Gather every line of the entries that includes the word "color".

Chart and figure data
================================

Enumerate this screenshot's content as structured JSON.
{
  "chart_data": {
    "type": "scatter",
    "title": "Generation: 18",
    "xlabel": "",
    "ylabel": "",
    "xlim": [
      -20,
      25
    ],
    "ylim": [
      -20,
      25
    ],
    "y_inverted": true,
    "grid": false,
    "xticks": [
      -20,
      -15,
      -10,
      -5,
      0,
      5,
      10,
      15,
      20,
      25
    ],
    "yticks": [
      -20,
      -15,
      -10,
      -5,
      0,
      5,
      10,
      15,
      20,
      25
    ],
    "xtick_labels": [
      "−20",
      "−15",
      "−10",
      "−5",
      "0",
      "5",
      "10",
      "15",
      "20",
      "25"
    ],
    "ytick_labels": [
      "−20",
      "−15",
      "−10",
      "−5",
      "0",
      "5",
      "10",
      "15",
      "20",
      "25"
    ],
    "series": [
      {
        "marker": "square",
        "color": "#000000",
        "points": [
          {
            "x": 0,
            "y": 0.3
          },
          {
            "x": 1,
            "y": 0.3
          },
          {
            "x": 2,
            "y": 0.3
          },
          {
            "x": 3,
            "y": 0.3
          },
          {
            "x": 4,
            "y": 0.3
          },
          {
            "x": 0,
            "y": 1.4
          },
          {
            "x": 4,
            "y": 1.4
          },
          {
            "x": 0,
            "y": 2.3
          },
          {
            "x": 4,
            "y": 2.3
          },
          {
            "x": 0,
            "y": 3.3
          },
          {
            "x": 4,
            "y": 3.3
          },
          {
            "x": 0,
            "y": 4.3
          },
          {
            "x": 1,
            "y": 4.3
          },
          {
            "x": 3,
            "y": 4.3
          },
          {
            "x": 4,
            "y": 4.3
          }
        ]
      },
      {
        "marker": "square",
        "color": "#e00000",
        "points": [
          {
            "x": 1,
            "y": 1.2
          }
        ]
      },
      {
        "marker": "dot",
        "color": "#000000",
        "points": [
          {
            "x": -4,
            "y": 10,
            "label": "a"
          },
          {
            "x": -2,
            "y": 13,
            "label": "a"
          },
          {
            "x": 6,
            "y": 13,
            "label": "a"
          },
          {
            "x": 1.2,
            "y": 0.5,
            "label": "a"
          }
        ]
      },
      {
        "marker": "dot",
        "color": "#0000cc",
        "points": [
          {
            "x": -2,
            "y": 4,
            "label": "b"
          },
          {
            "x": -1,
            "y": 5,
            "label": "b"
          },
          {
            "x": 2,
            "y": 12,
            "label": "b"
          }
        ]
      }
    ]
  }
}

================================

TASK ANSWER ▸
        "color": "#000000",
        "color": "#e00000",
        "color": "#000000",
        "color": "#0000cc",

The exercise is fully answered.